> EXERCISE PROMPT
Show only lines that include "JSON".

### RECORDS SHOWN

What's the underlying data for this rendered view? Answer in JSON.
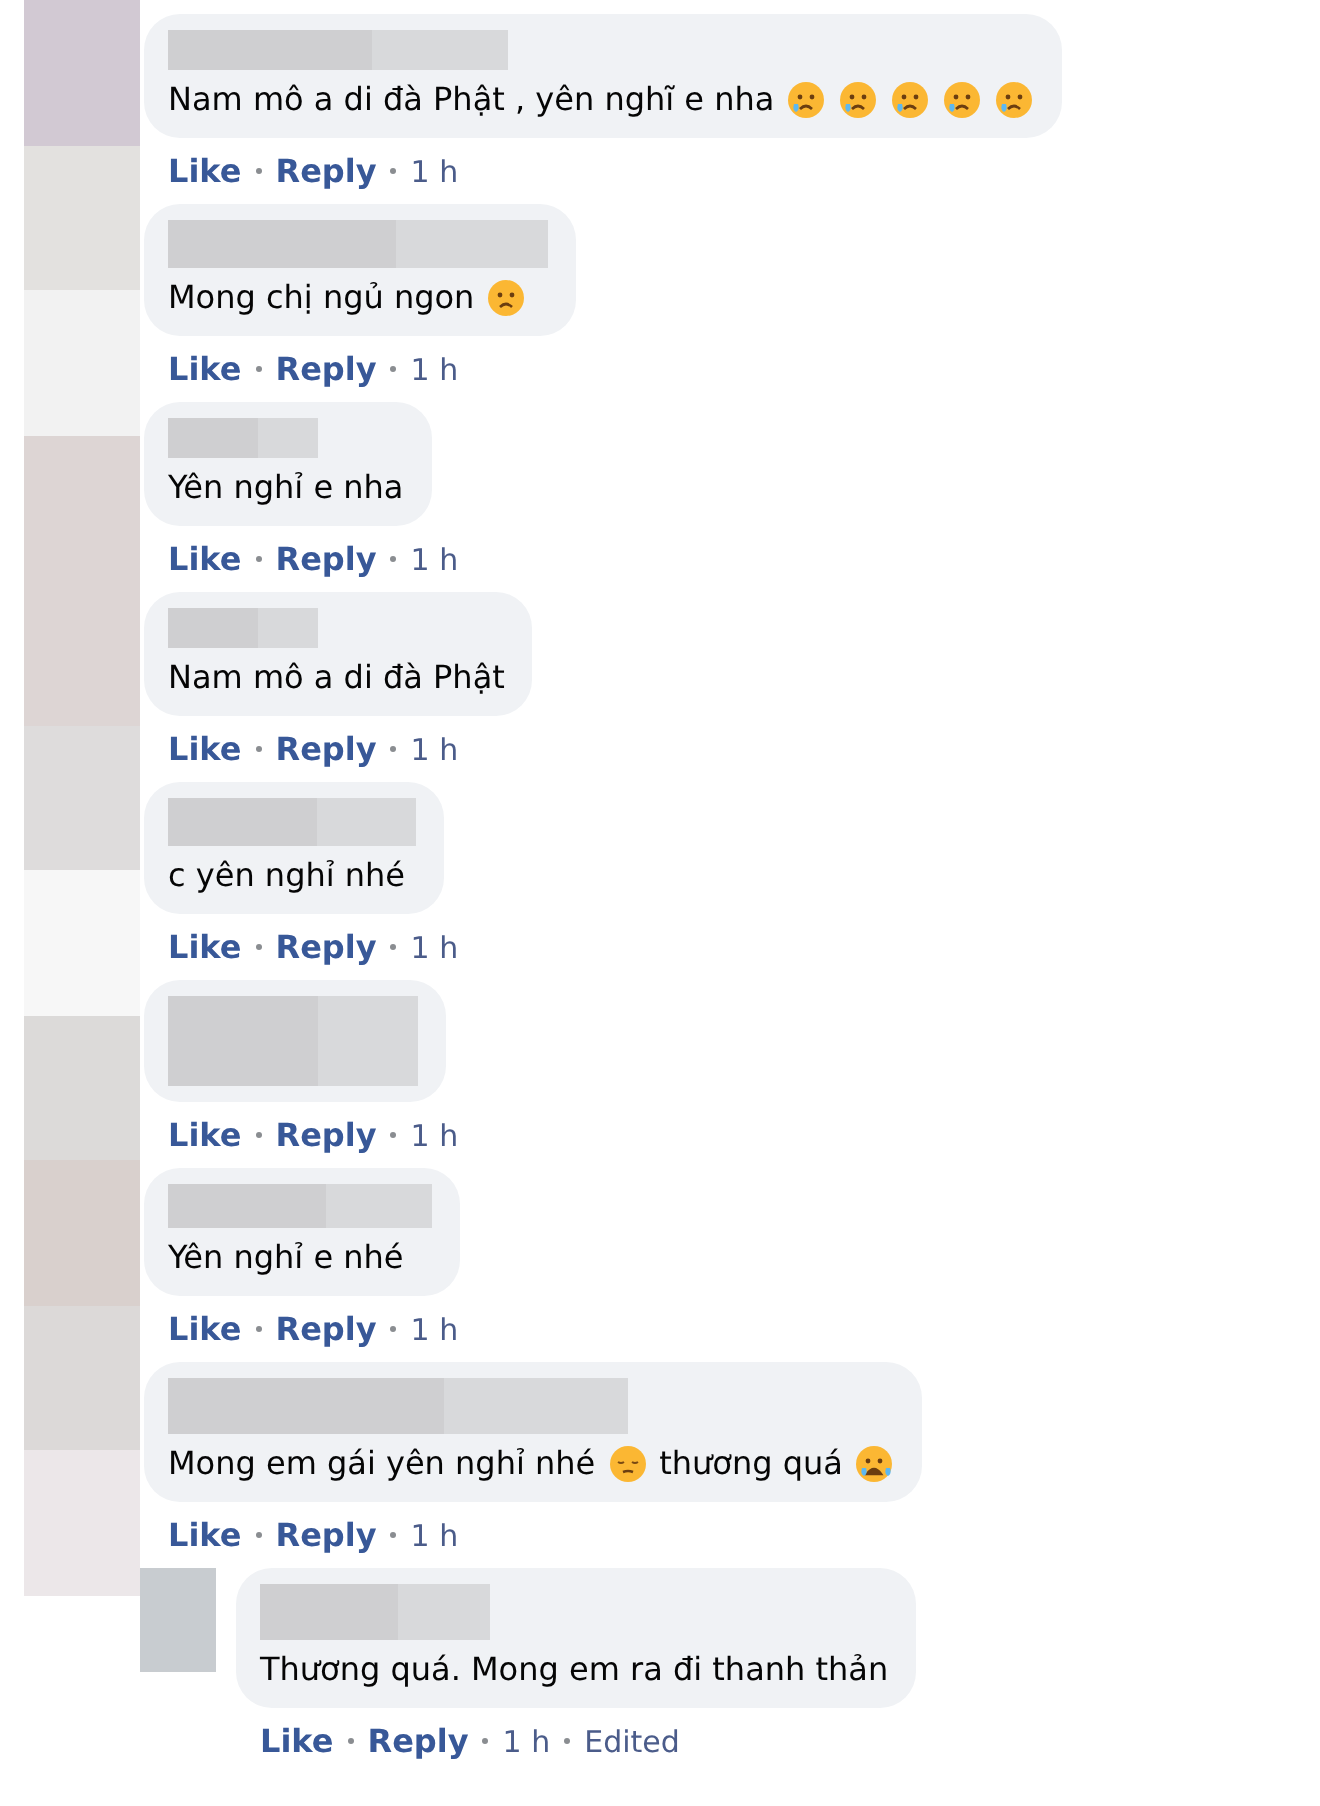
{
  "comments": [
    {
      "text": "Nam mô a di đà Phật , yên nghĩ e nha",
      "emojis": [
        {
          "kind": "sad-tear"
        },
        {
          "kind": "sad-tear"
        },
        {
          "kind": "sad-tear"
        },
        {
          "kind": "sad-tear"
        },
        {
          "kind": "sad-tear"
        }
      ],
      "actions": {
        "like": "Like",
        "reply": "Reply",
        "time": "1 h"
      }
    },
    {
      "text": "Mong chị ngủ ngon",
      "emojis": [
        {
          "kind": "frown"
        }
      ],
      "actions": {
        "like": "Like",
        "reply": "Reply",
        "time": "1 h"
      }
    },
    {
      "text": "Yên nghỉ e nha",
      "actions": {
        "like": "Like",
        "reply": "Reply",
        "time": "1 h"
      }
    },
    {
      "text": "Nam mô a di đà Phật",
      "actions": {
        "like": "Like",
        "reply": "Reply",
        "time": "1 h"
      }
    },
    {
      "text": "c yên nghỉ nhé",
      "actions": {
        "like": "Like",
        "reply": "Reply",
        "time": "1 h"
      }
    },
    {
      "actions": {
        "like": "Like",
        "reply": "Reply",
        "time": "1 h"
      }
    },
    {
      "text": "Yên nghỉ e nhé",
      "actions": {
        "like": "Like",
        "reply": "Reply",
        "time": "1 h"
      }
    },
    {
      "text": "Mong em gái yên nghỉ nhé",
      "emojis": [
        {
          "kind": "pensive"
        }
      ],
      "text_after": "thương quá",
      "emojis_after": [
        {
          "kind": "crying"
        }
      ],
      "actions": {
        "like": "Like",
        "reply": "Reply",
        "time": "1 h"
      },
      "replies": [
        {
          "text": "Thương quá. Mong em ra đi thanh thản",
          "actions": {
            "like": "Like",
            "reply": "Reply",
            "time": "1 h",
            "edited": "Edited"
          }
        }
      ]
    }
  ]
}
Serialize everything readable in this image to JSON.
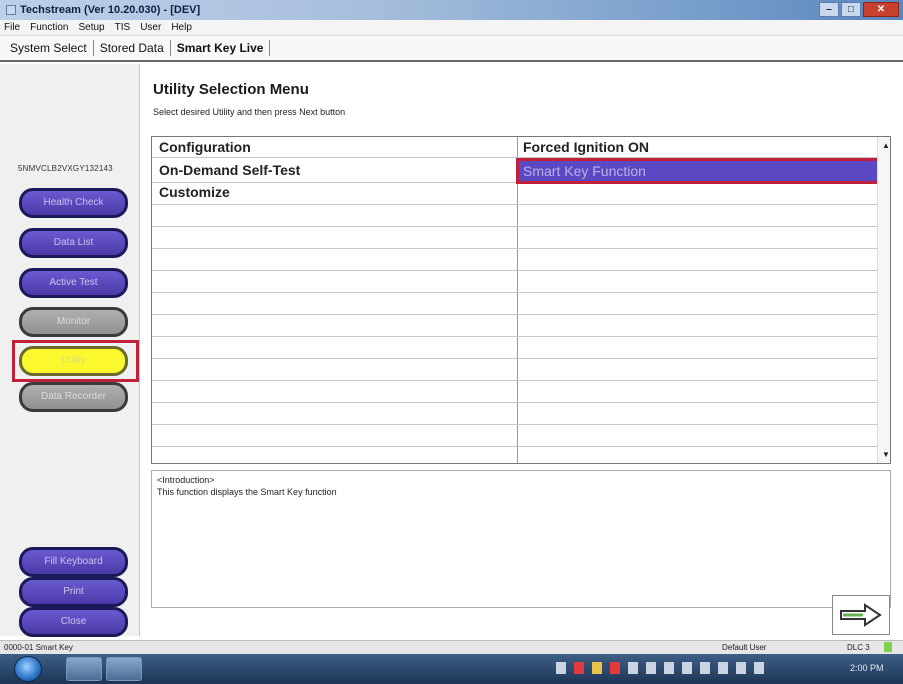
{
  "window": {
    "title": "Techstream (Ver 10.20.030) - [DEV]"
  },
  "menu": {
    "items": [
      "File",
      "Function",
      "Setup",
      "TIS",
      "User",
      "Help"
    ]
  },
  "tabs": [
    "System Select",
    "Stored Data",
    "Smart Key Live"
  ],
  "sidebar": {
    "vin": "5NMVCLB2VXGY132143",
    "buttons": [
      "Health Check",
      "Data List",
      "Active Test",
      "Monitor",
      "Utility",
      "Data Recorder"
    ],
    "bottom_buttons": [
      "Fill Keyboard",
      "Print",
      "Close"
    ]
  },
  "main": {
    "title": "Utility Selection Menu",
    "subtitle": "Select desired Utility and then press Next button",
    "left_items": [
      "Configuration",
      "On-Demand Self-Test",
      "Customize"
    ],
    "right_items": [
      "Forced Ignition ON",
      "Smart Key Function"
    ],
    "intro_tag": "<Introduction>",
    "intro_text": "This function displays the Smart Key function"
  },
  "status": {
    "left": "0000-01 Smart Key",
    "user": "Default User",
    "dlc": "DLC 3"
  },
  "taskbar": {
    "clock": "2:00 PM"
  },
  "colors": {
    "sidebar_button": "#4a3aa8",
    "selected_button": "#fbf830",
    "highlight_row": "#5b49c4",
    "selection_frame": "#c0203a"
  }
}
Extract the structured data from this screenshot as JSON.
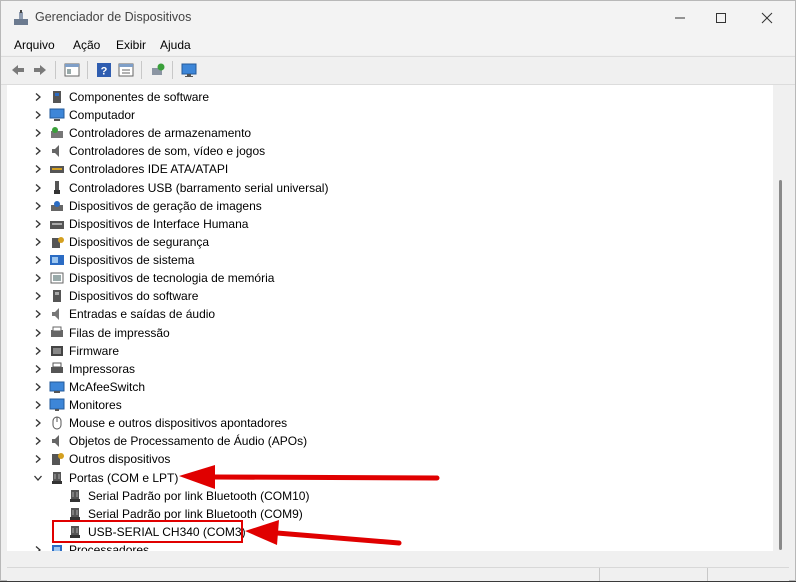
{
  "window": {
    "title": "Gerenciador de Dispositivos",
    "controls": [
      "minimize-icon",
      "maximize-icon",
      "close-icon"
    ]
  },
  "menu": [
    "Arquivo",
    "Ação",
    "Exibir",
    "Ajuda"
  ],
  "toolbar": {
    "icons": [
      "back-arrow-icon",
      "forward-arrow-icon",
      "properties-pane-icon",
      "help-icon",
      "details-pane-icon",
      "scan-hardware-icon",
      "monitor-icon"
    ]
  },
  "tree": [
    {
      "label": "Componentes de software",
      "icon": "software-component-icon",
      "state": "collapsed"
    },
    {
      "label": "Computador",
      "icon": "computer-icon",
      "state": "collapsed"
    },
    {
      "label": "Controladores de armazenamento",
      "icon": "storage-controller-icon",
      "state": "collapsed"
    },
    {
      "label": "Controladores de som, vídeo e jogos",
      "icon": "speaker-icon",
      "state": "collapsed"
    },
    {
      "label": "Controladores IDE ATA/ATAPI",
      "icon": "ide-controller-icon",
      "state": "collapsed"
    },
    {
      "label": "Controladores USB (barramento serial universal)",
      "icon": "usb-icon",
      "state": "collapsed"
    },
    {
      "label": "Dispositivos de geração de imagens",
      "icon": "imaging-device-icon",
      "state": "collapsed"
    },
    {
      "label": "Dispositivos de Interface Humana",
      "icon": "hid-icon",
      "state": "collapsed"
    },
    {
      "label": "Dispositivos de segurança",
      "icon": "security-device-icon",
      "state": "collapsed"
    },
    {
      "label": "Dispositivos de sistema",
      "icon": "system-device-icon",
      "state": "collapsed"
    },
    {
      "label": "Dispositivos de tecnologia de memória",
      "icon": "memory-device-icon",
      "state": "collapsed"
    },
    {
      "label": "Dispositivos do software",
      "icon": "software-device-icon",
      "state": "collapsed"
    },
    {
      "label": "Entradas e saídas de áudio",
      "icon": "audio-io-icon",
      "state": "collapsed"
    },
    {
      "label": "Filas de impressão",
      "icon": "print-queue-icon",
      "state": "collapsed"
    },
    {
      "label": "Firmware",
      "icon": "firmware-icon",
      "state": "collapsed"
    },
    {
      "label": "Impressoras",
      "icon": "printer-icon",
      "state": "collapsed"
    },
    {
      "label": "McAfeeSwitch",
      "icon": "network-switch-icon",
      "state": "collapsed"
    },
    {
      "label": "Monitores",
      "icon": "monitor-icon",
      "state": "collapsed"
    },
    {
      "label": "Mouse e outros dispositivos apontadores",
      "icon": "mouse-icon",
      "state": "collapsed"
    },
    {
      "label": "Objetos de Processamento de Áudio (APOs)",
      "icon": "speaker-icon",
      "state": "collapsed"
    },
    {
      "label": "Outros dispositivos",
      "icon": "unknown-device-icon",
      "state": "collapsed"
    },
    {
      "label": "Portas (COM e LPT)",
      "icon": "port-icon",
      "state": "expanded"
    },
    {
      "label": "Serial Padrão por link Bluetooth (COM10)",
      "icon": "port-icon",
      "state": "child"
    },
    {
      "label": "Serial Padrão por link Bluetooth (COM9)",
      "icon": "port-icon",
      "state": "child"
    },
    {
      "label": "USB-SERIAL CH340 (COM3)",
      "icon": "port-icon",
      "state": "child"
    },
    {
      "label": "Processadores",
      "icon": "processor-icon",
      "state": "collapsed"
    }
  ],
  "colors": {
    "annotation": "#e00000",
    "folder_blue": "#2b6cc4"
  }
}
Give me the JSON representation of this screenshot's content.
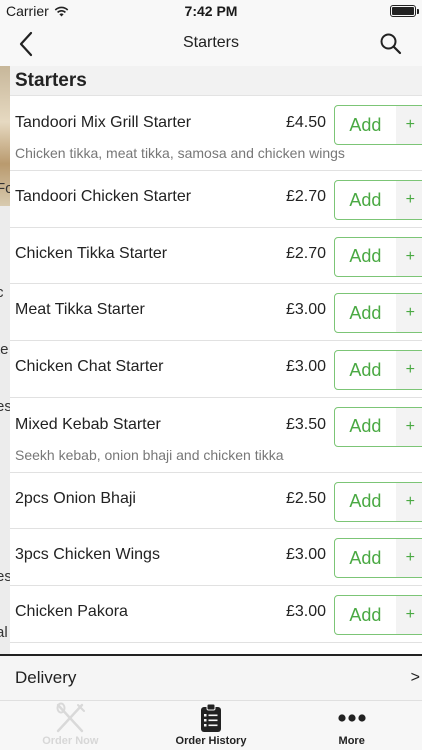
{
  "status_bar": {
    "carrier": "Carrier",
    "time": "7:42 PM",
    "battery_level": 1.0
  },
  "nav": {
    "title": "Starters",
    "back_icon": "chevron-left-icon",
    "search_icon": "search-icon"
  },
  "left_peek": {
    "chars": [
      "Fo",
      "c",
      "te",
      "es",
      "es",
      "al"
    ]
  },
  "section": {
    "title": "Starters"
  },
  "add_label": "Add",
  "plus_label": "+",
  "items": [
    {
      "name": "Tandoori Mix Grill Starter",
      "price": "£4.50",
      "description": "Chicken tikka, meat tikka, samosa and chicken wings"
    },
    {
      "name": "Tandoori Chicken Starter",
      "price": "£2.70"
    },
    {
      "name": "Chicken Tikka Starter",
      "price": "£2.70"
    },
    {
      "name": "Meat Tikka Starter",
      "price": "£3.00"
    },
    {
      "name": "Chicken Chat Starter",
      "price": "£3.00"
    },
    {
      "name": "Mixed Kebab Starter",
      "price": "£3.50",
      "description": "Seekh kebab, onion bhaji and chicken tikka"
    },
    {
      "name": "2pcs Onion Bhaji",
      "price": "£2.50"
    },
    {
      "name": "3pcs Chicken Wings",
      "price": "£3.00"
    },
    {
      "name": "Chicken Pakora",
      "price": "£3.00"
    }
  ],
  "delivery": {
    "label": "Delivery",
    "arrow": ">"
  },
  "tabs": [
    {
      "label": "Order Now",
      "icon": "fork-knife-icon",
      "active": false
    },
    {
      "label": "Order History",
      "icon": "clipboard-icon",
      "active": true
    },
    {
      "label": "More",
      "icon": "more-dots-icon",
      "active": true
    }
  ],
  "colors": {
    "accent_green": "#4aa943",
    "button_border": "#7cc576",
    "nav_background": "#f8f8f8"
  }
}
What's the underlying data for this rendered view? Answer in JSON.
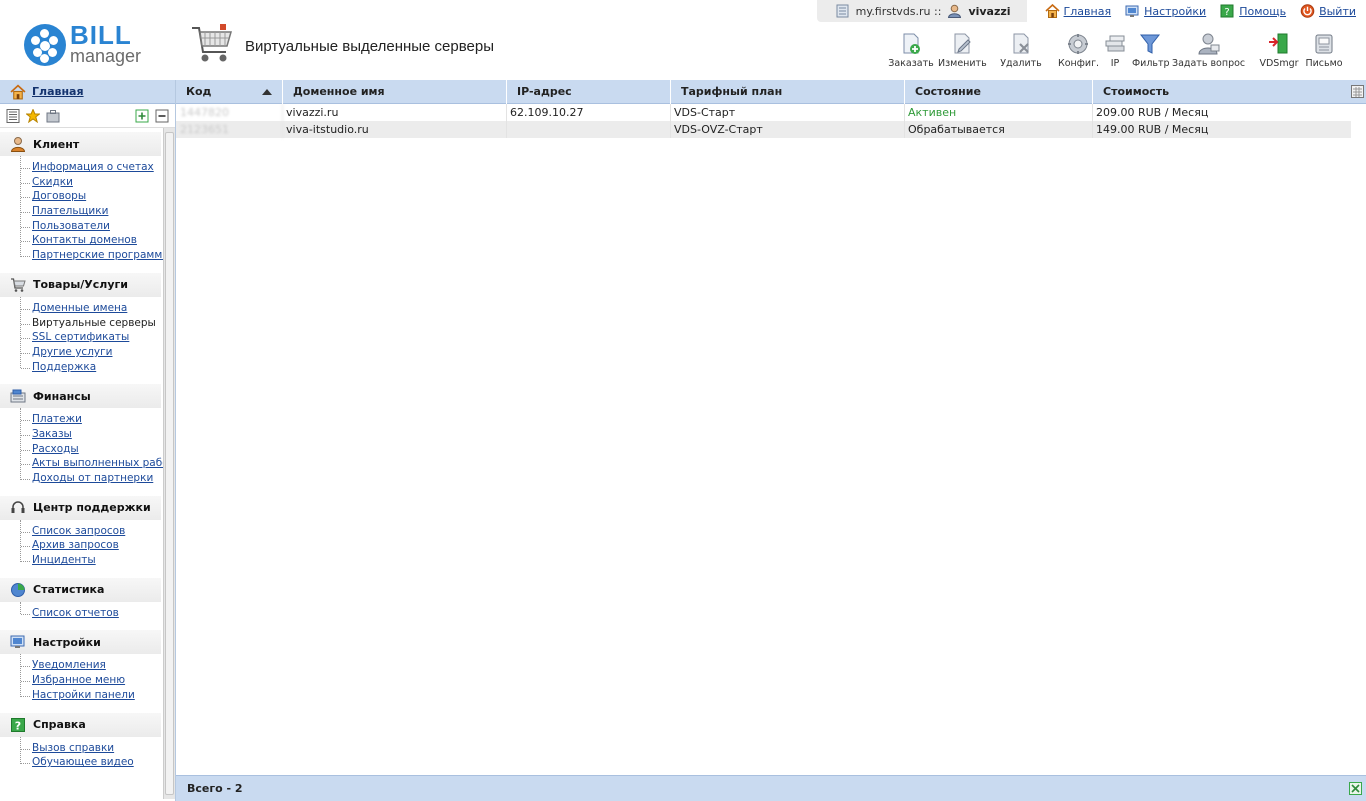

######

> OUTPUT FOR THIS TASK
What's the underlying data for this rendered view? Answer in JSON.
Serialize everything readable in this image to JSON.
Extract the structured data from this screenshot as JSON.
Give me the JSON representation of this screenshot's content.
What's the underlying data for this rendered view? Answer in JSON.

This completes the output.